■ YOUR INSTRUCTIONS ■
Restate the records that follow word for word; no pictures should appear.

■ RAW DATA ■
-- BEGIN --
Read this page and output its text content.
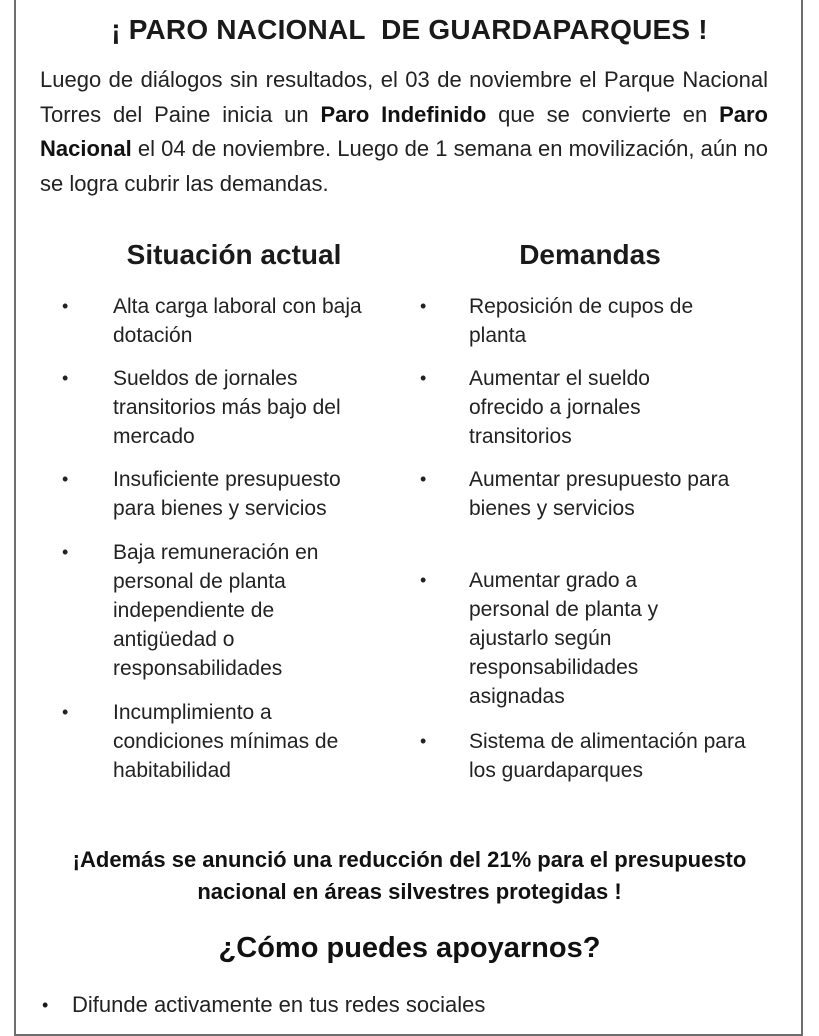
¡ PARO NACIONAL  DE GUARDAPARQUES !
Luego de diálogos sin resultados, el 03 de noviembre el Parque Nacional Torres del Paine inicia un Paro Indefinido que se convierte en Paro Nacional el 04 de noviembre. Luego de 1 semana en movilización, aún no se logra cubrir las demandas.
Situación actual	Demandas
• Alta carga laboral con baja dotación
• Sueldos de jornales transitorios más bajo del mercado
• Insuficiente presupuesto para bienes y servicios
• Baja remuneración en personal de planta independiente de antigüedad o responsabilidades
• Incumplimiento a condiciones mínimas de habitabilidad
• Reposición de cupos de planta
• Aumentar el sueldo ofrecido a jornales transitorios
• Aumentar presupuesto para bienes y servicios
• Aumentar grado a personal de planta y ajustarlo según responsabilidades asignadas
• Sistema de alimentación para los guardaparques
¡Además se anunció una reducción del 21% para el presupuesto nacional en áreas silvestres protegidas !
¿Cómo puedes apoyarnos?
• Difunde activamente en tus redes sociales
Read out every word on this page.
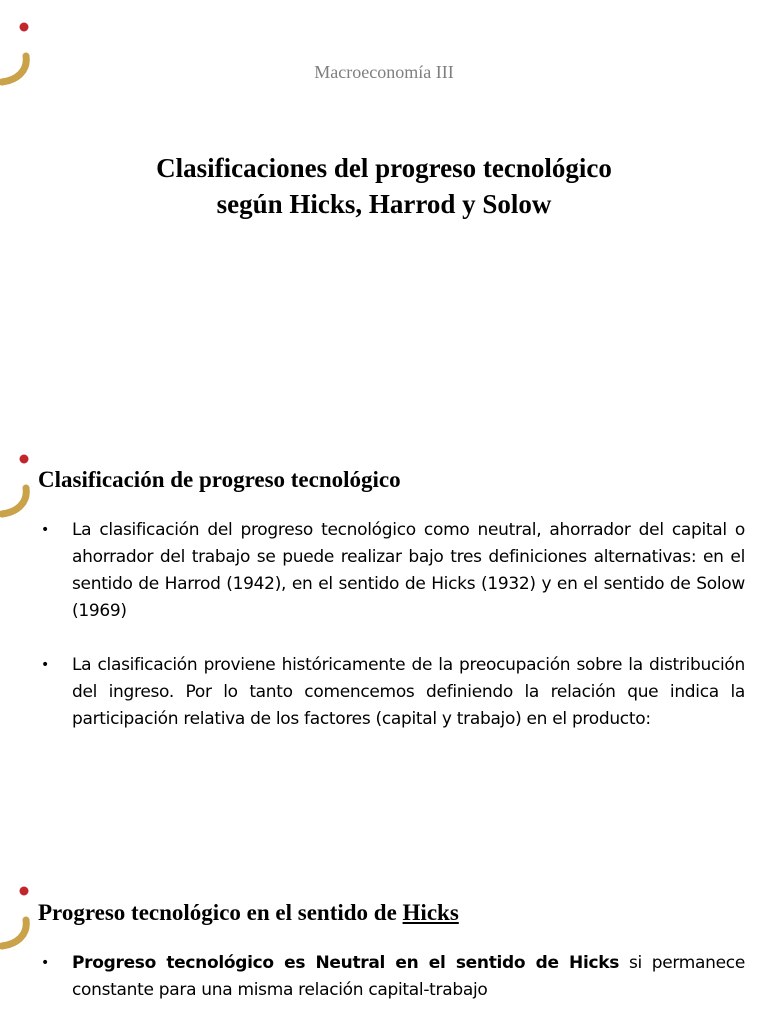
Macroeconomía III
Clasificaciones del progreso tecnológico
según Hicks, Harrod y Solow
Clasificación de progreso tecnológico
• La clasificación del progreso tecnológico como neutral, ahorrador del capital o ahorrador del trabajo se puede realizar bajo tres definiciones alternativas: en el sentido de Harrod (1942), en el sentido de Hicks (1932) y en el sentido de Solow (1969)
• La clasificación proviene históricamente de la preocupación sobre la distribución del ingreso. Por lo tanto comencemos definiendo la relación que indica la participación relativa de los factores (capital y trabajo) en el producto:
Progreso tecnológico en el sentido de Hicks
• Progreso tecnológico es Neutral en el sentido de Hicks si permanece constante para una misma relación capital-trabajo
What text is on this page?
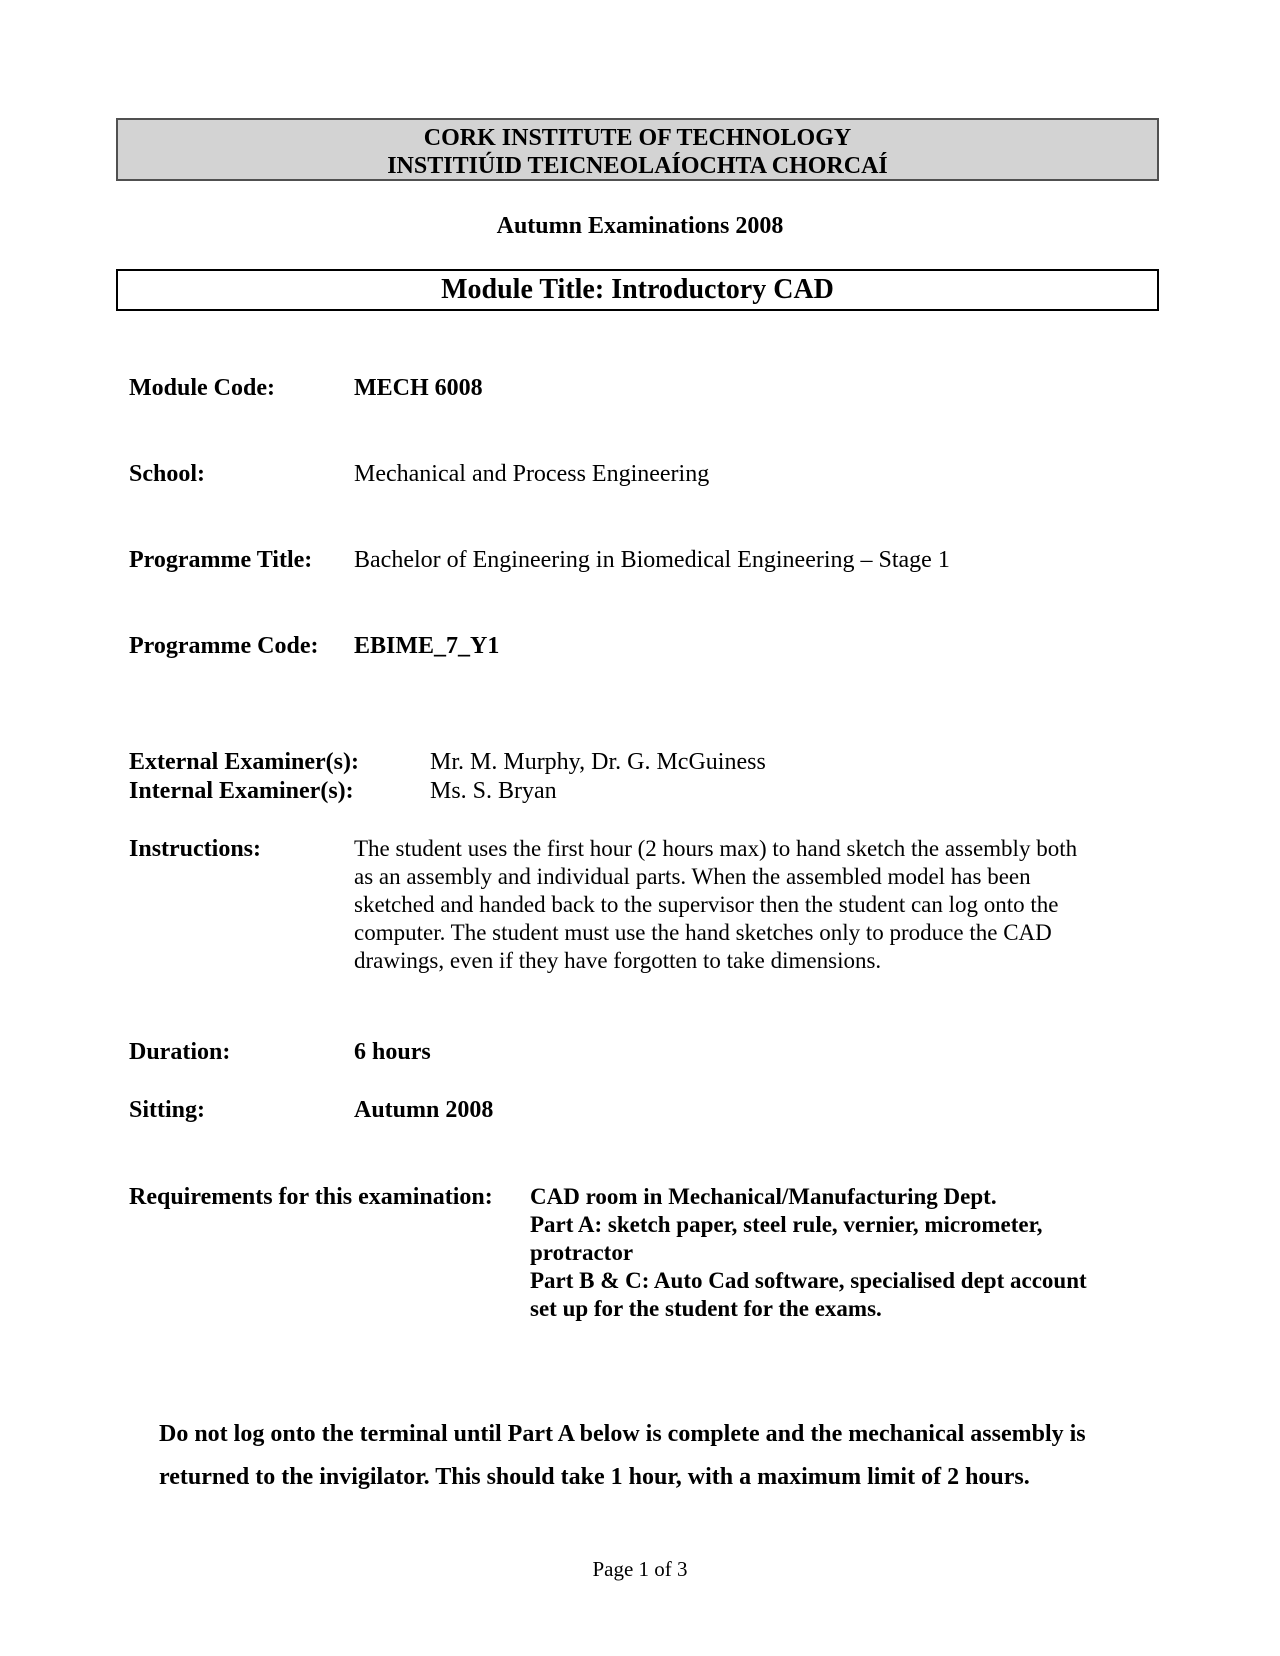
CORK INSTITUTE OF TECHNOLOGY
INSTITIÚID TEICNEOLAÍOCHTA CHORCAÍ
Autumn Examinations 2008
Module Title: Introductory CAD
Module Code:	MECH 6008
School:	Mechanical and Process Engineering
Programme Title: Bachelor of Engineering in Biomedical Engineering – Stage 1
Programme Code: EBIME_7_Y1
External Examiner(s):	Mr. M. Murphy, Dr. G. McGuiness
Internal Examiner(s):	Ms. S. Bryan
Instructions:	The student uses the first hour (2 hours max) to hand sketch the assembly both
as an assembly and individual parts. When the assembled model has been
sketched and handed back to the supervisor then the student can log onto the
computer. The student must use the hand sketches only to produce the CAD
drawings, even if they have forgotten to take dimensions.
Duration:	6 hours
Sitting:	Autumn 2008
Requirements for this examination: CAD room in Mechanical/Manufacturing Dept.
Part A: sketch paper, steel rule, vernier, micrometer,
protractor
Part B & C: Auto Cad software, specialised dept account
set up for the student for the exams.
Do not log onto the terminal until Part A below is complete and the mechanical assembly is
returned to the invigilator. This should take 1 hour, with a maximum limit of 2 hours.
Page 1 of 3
-- END --
■ IN RESPONSE ■
Read this page and output its text content.
¡ PARO NACIONAL  DE GUARDAPARQUES !
Luego de diálogos sin resultados, el 03 de noviembre el Parque Nacional Torres del Paine inicia un Paro Indefinido que se convierte en Paro Nacional el 04 de noviembre. Luego de 1 semana en movilización, aún no se logra cubrir las demandas.
Situación actual	Demandas
• Alta carga laboral con baja dotación
• Sueldos de jornales transitorios más bajo del mercado
• Insuficiente presupuesto para bienes y servicios
• Baja remuneración en personal de planta independiente de antigüedad o responsabilidades
• Incumplimiento a condiciones mínimas de habitabilidad
• Reposición de cupos de planta
• Aumentar el sueldo ofrecido a jornales transitorios
• Aumentar presupuesto para bienes y servicios
• Aumentar grado a personal de planta y ajustarlo según responsabilidades asignadas
• Sistema de alimentación para los guardaparques
¡Además se anunció una reducción del 21% para el presupuesto nacional en áreas silvestres protegidas !
¿Cómo puedes apoyarnos?
• Difunde activamente en tus redes sociales
Read out every word on this page.
Macroeconomía III
Clasificaciones del progreso tecnológico
según Hicks, Harrod y Solow
Clasificación de progreso tecnológico
• La clasificación del progreso tecnológico como neutral, ahorrador del capital o ahorrador del trabajo se puede realizar bajo tres definiciones alternativas: en el sentido de Harrod (1942), en el sentido de Hicks (1932) y en el sentido de Solow (1969)
• La clasificación proviene históricamente de la preocupación sobre la distribución del ingreso. Por lo tanto comencemos definiendo la relación que indica la participación relativa de los factores (capital y trabajo) en el producto:
Progreso tecnológico en el sentido de Hicks
• Progreso tecnológico es Neutral en el sentido de Hicks si permanece constante para una misma relación capital-trabajo
What text is on this page?
CORK INSTITUTE OF TECHNOLOGY
INSTITIÚID TEICNEOLAÍOCHTA CHORCAÍ
Autumn Examinations 2008
Module Title: Introductory CAD
Module Code:	MECH 6008
School:	Mechanical and Process Engineering
Programme Title: Bachelor of Engineering in Biomedical Engineering – Stage 1
Programme Code: EBIME_7_Y1
External Examiner(s):	Mr. M. Murphy, Dr. G. McGuiness
Internal Examiner(s):	Ms. S. Bryan
Instructions:	The student uses the first hour (2 hours max) to hand sketch the assembly both
as an assembly and individual parts. When the assembled model has been
sketched and handed back to the supervisor then the student can log onto the
computer. The student must use the hand sketches only to produce the CAD
drawings, even if they have forgotten to take dimensions.
Duration:	6 hours
Sitting:	Autumn 2008
Requirements for this examination: CAD room in Mechanical/Manufacturing Dept.
Part A: sketch paper, steel rule, vernier, micrometer,
protractor
Part B & C: Auto Cad software, specialised dept account
set up for the student for the exams.
Do not log onto the terminal until Part A below is complete and the mechanical assembly is
returned to the invigilator. This should take 1 hour, with a maximum limit of 2 hours.
Page 1 of 3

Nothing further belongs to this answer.